What you will do:
Transcribe the material verbatim in full; the pictures do not belong in the copy.

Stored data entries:

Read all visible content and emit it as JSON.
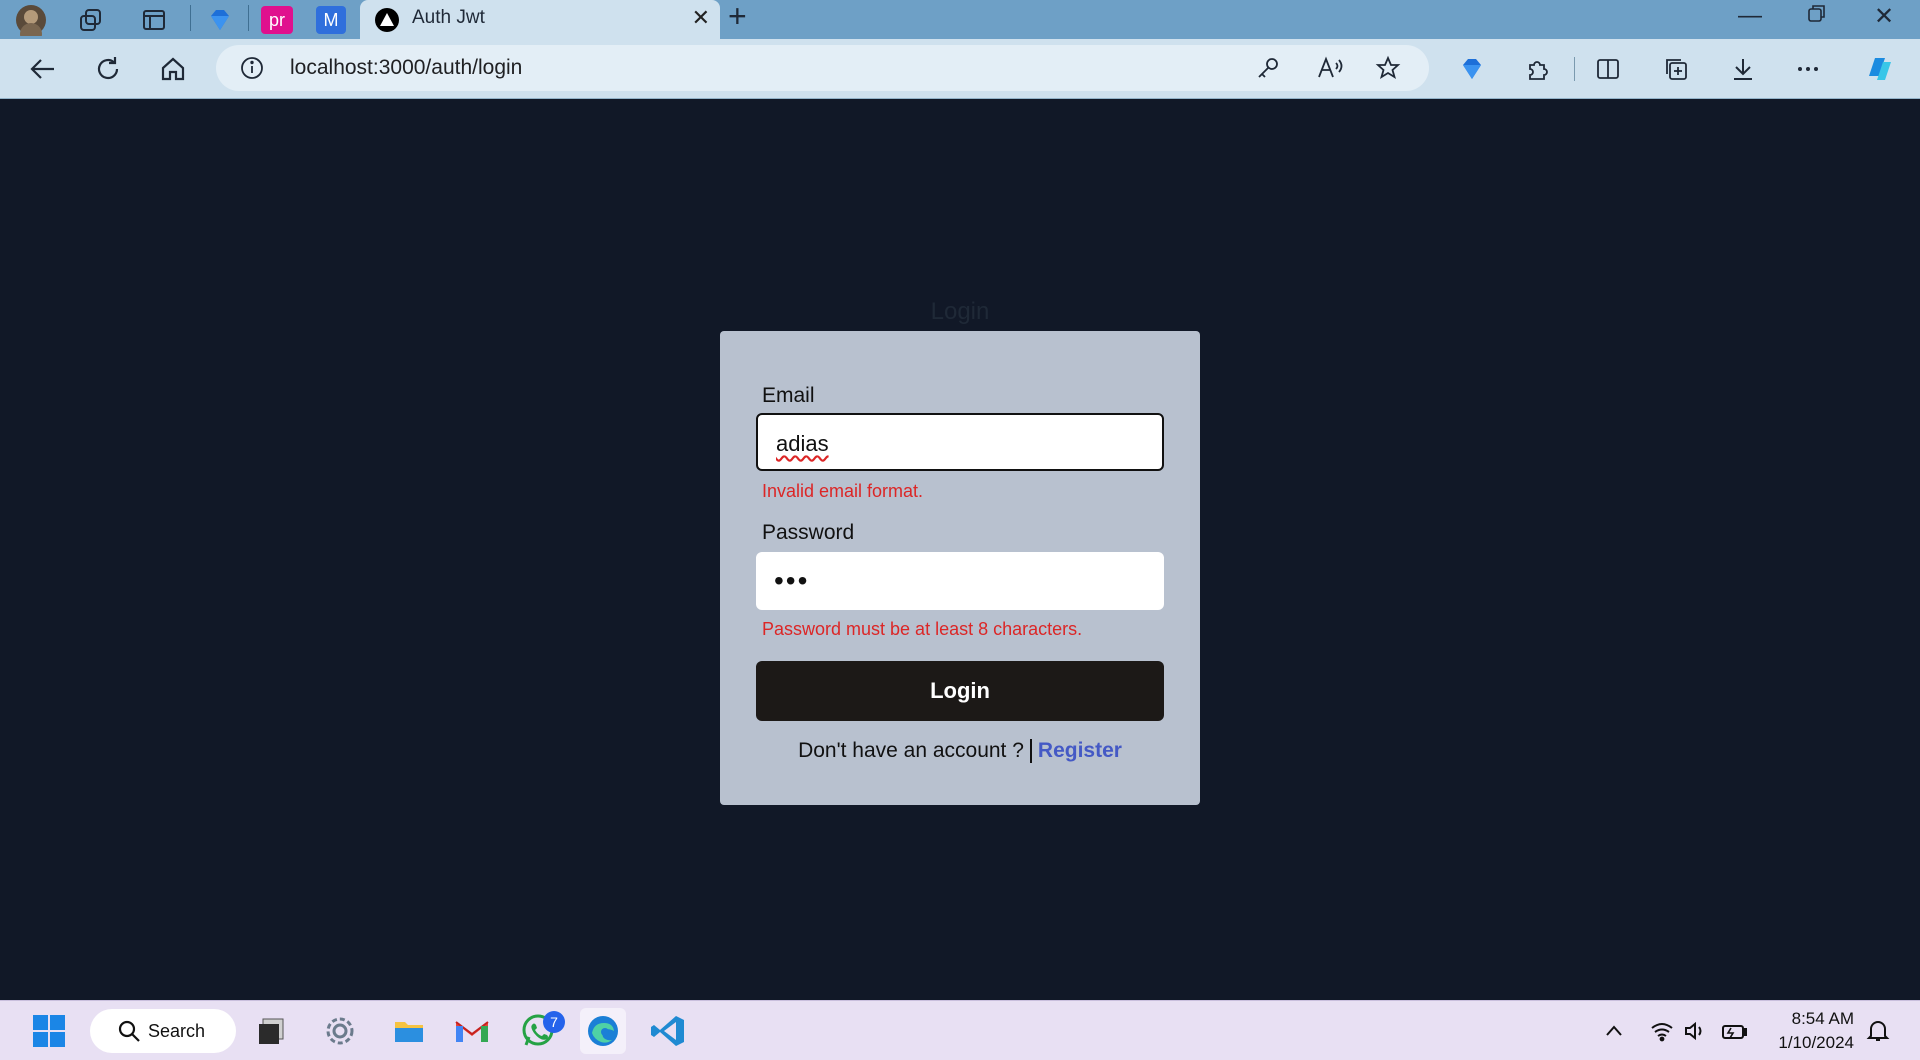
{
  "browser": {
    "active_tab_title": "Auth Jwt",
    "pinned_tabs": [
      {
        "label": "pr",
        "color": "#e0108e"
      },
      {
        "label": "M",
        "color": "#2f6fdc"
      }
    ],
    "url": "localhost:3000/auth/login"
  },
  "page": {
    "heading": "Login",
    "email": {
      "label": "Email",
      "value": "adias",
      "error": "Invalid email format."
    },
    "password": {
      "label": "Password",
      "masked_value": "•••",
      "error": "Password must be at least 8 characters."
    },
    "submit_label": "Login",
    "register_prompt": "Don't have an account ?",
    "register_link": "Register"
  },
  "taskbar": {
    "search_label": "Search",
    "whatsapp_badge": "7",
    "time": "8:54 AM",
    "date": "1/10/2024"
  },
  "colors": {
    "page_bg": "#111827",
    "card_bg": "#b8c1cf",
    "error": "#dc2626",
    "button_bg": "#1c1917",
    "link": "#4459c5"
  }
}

Solved exercise:
Read all visible content and emit it as JSON.
{
  "browser": {
    "active_tab_title": "Auth Jwt",
    "pinned_tabs": [
      {
        "label": "pr",
        "color": "#e0108e"
      },
      {
        "label": "M",
        "color": "#2f6fdc"
      }
    ],
    "url": "localhost:3000/auth/login"
  },
  "page": {
    "heading": "Login",
    "email": {
      "label": "Email",
      "value": "adias",
      "error": "Invalid email format."
    },
    "password": {
      "label": "Password",
      "masked_value": "•••",
      "error": "Password must be at least 8 characters."
    },
    "submit_label": "Login",
    "register_prompt": "Don't have an account ?",
    "register_link": "Register"
  },
  "taskbar": {
    "search_label": "Search",
    "whatsapp_badge": "7",
    "time": "8:54 AM",
    "date": "1/10/2024"
  },
  "colors": {
    "page_bg": "#111827",
    "card_bg": "#b8c1cf",
    "error": "#dc2626",
    "button_bg": "#1c1917",
    "link": "#4459c5"
  }
}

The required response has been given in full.